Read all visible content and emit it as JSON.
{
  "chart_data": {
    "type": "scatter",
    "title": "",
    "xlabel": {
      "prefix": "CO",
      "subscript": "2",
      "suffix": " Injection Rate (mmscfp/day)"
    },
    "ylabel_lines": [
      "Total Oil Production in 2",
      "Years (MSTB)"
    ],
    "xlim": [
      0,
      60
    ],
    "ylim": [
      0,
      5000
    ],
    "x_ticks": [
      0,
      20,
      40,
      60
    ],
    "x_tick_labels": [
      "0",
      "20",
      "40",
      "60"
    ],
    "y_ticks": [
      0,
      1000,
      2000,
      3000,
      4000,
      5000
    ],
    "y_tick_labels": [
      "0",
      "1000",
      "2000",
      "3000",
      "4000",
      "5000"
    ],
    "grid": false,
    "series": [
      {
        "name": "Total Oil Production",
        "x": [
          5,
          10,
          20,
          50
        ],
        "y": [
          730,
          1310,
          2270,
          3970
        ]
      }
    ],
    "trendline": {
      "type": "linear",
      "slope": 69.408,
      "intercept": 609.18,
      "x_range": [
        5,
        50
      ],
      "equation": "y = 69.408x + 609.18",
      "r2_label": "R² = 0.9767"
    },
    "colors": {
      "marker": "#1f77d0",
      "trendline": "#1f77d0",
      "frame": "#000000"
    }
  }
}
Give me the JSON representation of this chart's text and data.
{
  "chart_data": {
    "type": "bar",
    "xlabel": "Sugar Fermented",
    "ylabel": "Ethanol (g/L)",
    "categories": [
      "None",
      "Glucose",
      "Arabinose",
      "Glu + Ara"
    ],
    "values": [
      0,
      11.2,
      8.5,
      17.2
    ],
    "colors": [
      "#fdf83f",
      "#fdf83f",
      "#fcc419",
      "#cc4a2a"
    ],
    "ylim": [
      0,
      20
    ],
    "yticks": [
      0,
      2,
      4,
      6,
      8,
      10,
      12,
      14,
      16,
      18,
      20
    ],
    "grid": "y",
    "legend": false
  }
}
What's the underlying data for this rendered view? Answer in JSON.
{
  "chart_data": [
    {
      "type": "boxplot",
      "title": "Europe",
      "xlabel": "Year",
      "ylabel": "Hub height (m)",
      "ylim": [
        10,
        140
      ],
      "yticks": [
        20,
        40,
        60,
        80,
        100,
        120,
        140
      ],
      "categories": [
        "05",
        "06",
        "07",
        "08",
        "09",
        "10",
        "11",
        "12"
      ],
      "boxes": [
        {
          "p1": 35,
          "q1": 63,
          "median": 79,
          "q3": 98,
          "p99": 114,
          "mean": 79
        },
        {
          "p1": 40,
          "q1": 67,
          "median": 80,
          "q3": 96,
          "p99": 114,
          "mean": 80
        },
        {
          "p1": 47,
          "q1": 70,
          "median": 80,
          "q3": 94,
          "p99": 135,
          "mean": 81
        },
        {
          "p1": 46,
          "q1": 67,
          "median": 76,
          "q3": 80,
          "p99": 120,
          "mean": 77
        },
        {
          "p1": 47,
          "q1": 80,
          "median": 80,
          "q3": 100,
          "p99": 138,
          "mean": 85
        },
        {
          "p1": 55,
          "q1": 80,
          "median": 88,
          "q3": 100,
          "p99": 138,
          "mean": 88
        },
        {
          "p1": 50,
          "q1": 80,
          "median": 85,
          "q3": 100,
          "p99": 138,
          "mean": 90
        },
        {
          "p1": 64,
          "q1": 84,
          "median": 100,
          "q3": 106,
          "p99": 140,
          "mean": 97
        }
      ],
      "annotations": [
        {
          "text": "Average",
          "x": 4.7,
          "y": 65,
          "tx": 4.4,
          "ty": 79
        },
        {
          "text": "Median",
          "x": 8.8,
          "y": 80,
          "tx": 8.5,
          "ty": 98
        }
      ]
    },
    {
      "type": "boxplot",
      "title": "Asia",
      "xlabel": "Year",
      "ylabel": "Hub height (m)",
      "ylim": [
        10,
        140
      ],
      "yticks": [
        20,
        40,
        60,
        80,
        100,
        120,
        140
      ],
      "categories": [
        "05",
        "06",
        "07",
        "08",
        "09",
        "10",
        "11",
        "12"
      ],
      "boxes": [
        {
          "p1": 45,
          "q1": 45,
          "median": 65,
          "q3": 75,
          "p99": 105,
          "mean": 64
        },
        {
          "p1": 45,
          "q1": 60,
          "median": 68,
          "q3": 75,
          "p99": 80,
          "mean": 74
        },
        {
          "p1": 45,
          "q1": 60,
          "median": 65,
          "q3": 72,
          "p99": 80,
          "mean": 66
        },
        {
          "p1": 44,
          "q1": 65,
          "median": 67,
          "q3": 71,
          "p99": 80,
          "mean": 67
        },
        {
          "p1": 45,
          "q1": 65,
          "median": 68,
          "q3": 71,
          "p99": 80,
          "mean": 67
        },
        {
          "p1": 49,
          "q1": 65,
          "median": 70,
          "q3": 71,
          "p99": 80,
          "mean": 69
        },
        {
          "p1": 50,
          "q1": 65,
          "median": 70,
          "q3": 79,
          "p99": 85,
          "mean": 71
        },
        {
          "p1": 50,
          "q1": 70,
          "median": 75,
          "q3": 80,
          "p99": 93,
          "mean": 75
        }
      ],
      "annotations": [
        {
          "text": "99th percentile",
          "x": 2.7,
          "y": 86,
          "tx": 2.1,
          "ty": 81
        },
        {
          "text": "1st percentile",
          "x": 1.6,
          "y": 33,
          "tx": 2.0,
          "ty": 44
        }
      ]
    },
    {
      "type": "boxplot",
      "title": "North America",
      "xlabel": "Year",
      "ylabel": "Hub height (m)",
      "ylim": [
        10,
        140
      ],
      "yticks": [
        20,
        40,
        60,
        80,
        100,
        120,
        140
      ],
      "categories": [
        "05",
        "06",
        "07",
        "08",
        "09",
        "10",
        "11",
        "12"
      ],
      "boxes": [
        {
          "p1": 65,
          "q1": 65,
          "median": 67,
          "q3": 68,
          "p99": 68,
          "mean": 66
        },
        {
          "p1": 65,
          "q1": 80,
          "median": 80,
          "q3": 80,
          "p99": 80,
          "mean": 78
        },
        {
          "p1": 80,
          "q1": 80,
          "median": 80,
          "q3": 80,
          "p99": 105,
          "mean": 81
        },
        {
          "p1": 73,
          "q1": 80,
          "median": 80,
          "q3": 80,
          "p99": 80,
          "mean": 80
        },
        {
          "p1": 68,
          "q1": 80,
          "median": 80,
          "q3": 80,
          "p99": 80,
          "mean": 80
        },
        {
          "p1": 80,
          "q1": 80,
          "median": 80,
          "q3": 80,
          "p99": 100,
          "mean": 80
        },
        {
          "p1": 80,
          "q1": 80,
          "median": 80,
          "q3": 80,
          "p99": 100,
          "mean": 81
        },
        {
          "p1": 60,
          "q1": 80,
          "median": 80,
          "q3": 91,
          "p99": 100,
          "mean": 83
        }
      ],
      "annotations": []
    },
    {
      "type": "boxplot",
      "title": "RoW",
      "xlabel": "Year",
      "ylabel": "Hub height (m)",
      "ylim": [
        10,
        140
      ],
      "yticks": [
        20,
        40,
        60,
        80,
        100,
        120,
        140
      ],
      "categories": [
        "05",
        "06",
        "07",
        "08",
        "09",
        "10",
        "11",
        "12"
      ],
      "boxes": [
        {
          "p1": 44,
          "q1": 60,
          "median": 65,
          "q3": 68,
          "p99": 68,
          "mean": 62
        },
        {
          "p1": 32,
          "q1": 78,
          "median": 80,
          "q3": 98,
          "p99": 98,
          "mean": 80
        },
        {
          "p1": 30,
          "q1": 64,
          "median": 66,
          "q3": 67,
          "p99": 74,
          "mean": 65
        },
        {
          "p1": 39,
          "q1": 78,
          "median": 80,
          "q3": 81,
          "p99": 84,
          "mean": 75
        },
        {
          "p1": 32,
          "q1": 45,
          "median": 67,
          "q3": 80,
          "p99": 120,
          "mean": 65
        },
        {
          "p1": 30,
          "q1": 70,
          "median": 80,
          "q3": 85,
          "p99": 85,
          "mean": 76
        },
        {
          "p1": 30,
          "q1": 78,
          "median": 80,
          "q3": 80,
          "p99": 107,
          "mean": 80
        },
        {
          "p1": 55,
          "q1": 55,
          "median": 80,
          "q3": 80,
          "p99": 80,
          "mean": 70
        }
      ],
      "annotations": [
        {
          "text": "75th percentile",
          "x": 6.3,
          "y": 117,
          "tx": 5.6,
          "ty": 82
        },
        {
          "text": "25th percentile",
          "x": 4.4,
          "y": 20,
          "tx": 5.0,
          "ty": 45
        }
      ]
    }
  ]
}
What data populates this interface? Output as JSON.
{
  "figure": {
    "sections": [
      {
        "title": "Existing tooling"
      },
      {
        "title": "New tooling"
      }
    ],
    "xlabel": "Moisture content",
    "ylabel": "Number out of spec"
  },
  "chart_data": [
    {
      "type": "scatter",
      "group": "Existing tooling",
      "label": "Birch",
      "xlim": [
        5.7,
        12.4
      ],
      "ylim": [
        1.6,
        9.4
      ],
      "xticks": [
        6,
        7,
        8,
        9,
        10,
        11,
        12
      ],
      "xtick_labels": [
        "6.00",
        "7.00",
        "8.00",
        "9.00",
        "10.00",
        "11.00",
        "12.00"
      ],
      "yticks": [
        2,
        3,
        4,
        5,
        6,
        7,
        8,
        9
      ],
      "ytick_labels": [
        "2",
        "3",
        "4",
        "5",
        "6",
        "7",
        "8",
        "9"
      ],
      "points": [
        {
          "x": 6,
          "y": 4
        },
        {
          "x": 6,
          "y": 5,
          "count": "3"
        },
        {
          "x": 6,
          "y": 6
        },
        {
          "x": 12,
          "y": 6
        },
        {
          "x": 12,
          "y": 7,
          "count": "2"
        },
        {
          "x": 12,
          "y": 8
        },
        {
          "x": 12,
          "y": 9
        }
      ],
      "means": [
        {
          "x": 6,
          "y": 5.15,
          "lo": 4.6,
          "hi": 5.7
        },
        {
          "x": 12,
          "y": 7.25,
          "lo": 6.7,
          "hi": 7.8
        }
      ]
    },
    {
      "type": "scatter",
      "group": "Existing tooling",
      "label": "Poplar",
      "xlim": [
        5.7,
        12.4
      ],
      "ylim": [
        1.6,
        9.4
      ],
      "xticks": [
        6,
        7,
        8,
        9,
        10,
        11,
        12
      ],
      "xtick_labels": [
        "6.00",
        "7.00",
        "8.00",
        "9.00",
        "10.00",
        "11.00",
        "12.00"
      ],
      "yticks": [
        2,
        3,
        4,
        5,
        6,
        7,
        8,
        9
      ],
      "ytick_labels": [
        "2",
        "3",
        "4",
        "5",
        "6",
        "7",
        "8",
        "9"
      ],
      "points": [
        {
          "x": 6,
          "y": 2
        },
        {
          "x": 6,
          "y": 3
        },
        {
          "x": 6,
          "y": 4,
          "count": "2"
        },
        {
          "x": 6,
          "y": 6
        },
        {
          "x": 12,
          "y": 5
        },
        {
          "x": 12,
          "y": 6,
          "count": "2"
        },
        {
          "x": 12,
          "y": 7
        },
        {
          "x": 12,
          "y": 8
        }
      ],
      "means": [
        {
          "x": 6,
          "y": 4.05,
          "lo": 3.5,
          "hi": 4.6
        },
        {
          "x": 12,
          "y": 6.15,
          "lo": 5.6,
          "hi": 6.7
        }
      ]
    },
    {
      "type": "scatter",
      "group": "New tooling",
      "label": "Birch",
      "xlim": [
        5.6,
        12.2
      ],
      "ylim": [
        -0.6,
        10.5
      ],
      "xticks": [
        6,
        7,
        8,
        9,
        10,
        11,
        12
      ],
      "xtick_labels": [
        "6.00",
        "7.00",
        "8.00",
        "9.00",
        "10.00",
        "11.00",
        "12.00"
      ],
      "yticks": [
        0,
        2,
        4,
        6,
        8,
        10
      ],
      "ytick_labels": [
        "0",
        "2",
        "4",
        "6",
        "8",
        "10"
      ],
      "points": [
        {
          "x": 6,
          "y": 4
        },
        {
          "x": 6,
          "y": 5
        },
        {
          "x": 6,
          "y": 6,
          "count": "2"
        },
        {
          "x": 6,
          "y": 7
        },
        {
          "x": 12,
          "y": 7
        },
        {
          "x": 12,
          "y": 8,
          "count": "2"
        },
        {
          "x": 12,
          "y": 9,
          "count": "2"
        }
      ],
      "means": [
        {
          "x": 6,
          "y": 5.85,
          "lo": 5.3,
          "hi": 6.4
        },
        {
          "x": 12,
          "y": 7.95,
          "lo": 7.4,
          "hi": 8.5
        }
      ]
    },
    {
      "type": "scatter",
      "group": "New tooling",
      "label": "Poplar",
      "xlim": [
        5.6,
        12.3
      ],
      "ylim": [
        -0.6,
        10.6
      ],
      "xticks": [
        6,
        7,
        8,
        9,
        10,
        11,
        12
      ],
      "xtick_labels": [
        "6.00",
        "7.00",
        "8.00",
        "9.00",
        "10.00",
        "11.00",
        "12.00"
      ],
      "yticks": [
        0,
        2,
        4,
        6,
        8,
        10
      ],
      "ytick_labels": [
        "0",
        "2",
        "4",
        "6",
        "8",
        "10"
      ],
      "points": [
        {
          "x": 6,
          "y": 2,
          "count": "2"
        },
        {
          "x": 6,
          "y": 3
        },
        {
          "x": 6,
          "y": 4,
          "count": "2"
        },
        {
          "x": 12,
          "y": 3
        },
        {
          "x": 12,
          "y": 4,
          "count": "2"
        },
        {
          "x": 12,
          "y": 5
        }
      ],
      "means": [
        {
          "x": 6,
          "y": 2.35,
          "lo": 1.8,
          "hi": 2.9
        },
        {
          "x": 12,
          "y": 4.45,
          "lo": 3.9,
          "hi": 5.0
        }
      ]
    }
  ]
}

#### Task requirements
Check each line of the entries above for the word "title". List the ones that have it.

#### Complete answer
    "title": "",
      "title": "Europe",
      "title": "Asia",
      "title": "North America",
      "title": "RoW",
        "title": "Existing tooling"
        "title": "New tooling"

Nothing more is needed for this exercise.